──────── Entries supplied

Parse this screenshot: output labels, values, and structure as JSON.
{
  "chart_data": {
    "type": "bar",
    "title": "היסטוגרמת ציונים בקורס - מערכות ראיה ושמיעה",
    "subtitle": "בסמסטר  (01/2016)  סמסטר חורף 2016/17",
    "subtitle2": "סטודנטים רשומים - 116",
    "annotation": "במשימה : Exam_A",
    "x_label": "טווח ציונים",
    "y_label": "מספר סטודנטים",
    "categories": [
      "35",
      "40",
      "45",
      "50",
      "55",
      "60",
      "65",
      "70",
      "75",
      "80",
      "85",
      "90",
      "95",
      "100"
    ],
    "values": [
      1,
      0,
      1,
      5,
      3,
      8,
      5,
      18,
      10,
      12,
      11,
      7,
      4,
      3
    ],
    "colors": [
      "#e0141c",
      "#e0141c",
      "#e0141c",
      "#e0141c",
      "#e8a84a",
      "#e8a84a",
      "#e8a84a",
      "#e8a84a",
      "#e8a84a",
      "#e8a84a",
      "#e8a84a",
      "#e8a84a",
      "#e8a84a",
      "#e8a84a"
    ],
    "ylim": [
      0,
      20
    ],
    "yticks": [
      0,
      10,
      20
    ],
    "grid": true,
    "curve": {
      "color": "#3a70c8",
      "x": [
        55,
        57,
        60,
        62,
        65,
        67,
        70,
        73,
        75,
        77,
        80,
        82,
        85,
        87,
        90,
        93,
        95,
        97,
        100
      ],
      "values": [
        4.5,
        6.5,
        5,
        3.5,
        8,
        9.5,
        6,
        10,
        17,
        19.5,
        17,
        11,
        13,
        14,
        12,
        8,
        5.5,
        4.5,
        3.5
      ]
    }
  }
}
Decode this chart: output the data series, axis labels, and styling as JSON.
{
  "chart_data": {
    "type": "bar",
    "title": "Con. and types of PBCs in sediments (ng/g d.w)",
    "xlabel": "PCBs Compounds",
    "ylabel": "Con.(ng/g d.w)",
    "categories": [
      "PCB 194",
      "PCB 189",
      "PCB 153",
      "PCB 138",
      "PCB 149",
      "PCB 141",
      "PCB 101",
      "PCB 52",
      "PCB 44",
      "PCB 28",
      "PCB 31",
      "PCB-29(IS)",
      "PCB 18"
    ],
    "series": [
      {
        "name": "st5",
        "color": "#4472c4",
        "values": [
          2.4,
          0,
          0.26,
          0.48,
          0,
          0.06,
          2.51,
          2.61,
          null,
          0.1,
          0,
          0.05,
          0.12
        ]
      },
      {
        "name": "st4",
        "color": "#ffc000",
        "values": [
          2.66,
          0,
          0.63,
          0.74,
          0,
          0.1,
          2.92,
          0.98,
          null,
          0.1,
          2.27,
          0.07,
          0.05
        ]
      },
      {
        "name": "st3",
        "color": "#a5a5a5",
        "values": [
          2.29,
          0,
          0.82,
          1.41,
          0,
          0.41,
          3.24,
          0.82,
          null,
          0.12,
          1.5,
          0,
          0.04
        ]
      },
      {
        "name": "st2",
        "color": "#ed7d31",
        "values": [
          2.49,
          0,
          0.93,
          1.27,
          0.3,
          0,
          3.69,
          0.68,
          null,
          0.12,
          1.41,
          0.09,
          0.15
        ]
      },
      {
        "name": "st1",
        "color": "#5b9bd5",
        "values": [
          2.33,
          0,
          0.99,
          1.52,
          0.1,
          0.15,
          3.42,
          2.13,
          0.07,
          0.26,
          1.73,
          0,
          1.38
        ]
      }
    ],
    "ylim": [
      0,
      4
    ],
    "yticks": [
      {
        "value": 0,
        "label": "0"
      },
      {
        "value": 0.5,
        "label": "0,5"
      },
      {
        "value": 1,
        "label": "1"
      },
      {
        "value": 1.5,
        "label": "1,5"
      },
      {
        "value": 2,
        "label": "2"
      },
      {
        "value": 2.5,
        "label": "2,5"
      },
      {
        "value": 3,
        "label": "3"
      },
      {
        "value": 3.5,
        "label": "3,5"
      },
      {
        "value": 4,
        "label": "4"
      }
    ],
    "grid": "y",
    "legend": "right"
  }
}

────────────────

What is asked - Each line that has the word "output" should be copied.

Finished exercise -
Parse this screenshot: output labels, values, and structure as JSON.
Decode this chart: output the data series, axis labels, and styling as JSON.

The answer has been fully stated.